I'm not saying there's a conspiracy or covert political agenda. There is no allegation to set forth they're aligned with anything.
The organization is reactive to the whims of external political / social pressures, namely that of social media, and they cave to them. They're not engaging in self-introspection, responding based upon core values we would expect, namely, the hacker ethic.
The hacker ethic is about merit. It's about protecting ideas and valuing curiosity, wit and cleverness to spur innovation. Ideas and opinions, especially if unpopular, would be tolerated - which is in essence is diversity. On twitter, Eich's out of work donation for a political cause, in the eyes of mobs, was juicy bait for professional agitators.
Are we to just let every organization get bullied into submission until all expression, down to how you want to raise your family, puts great engineers homeless and on the street?
If they could do it to Eich - they could do it to everyone.
>core values we would expect
Who are the "we" you are speaking for?
>the hacker ethic.
You are trying to impose your own, personal values, a subset of vaguely defined hacker ethic, on Mozilla. However, Mozilla's stated "mission is to promote openness, innovation & opportunity on the Web."

◆ What you should do ◆
In the discussion about Mozilla above, what is Mozilla's stated mission?

◆ Dataset content ◆
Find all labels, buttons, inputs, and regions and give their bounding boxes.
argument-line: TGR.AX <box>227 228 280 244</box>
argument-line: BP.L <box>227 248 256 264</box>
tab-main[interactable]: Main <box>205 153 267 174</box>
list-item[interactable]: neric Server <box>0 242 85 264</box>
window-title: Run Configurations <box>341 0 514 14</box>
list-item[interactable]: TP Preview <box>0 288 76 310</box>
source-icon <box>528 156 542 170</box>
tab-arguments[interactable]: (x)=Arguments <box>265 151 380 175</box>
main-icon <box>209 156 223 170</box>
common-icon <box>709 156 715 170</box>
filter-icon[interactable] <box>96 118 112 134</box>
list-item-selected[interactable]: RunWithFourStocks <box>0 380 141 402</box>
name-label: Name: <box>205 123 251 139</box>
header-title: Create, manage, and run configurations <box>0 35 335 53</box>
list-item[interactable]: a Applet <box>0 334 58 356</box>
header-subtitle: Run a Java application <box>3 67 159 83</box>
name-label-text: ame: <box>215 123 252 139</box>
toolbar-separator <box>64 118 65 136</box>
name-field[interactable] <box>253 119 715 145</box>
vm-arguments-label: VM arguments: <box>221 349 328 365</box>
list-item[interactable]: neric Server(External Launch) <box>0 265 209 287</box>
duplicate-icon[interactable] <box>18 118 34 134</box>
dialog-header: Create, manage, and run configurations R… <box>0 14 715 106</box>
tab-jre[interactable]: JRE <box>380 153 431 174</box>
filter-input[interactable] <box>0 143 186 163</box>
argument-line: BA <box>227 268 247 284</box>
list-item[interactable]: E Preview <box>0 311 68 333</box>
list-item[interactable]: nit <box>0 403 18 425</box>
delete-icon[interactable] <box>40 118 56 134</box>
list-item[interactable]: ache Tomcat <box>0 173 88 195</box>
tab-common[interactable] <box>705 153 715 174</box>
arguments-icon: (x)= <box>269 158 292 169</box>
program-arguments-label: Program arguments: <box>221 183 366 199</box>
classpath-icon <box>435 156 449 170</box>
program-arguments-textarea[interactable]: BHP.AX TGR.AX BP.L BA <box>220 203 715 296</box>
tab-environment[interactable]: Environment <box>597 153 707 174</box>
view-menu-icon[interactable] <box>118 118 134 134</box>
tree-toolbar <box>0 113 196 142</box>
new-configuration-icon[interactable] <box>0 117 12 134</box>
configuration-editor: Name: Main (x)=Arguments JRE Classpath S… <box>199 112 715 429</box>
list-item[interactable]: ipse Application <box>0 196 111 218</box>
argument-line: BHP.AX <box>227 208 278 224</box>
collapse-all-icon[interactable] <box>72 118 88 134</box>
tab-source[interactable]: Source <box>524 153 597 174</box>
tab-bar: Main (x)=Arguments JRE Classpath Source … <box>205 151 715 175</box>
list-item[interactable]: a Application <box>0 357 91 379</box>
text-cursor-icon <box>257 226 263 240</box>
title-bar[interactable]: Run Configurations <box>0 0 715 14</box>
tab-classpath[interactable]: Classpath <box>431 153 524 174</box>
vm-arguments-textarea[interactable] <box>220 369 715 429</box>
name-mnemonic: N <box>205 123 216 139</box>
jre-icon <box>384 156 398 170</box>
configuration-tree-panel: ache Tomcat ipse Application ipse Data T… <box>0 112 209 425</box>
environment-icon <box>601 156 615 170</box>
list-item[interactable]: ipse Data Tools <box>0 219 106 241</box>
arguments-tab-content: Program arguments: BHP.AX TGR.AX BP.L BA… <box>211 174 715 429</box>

◆ Result of the exercise ◆
To promote openness, innovation & opportunity on the Web.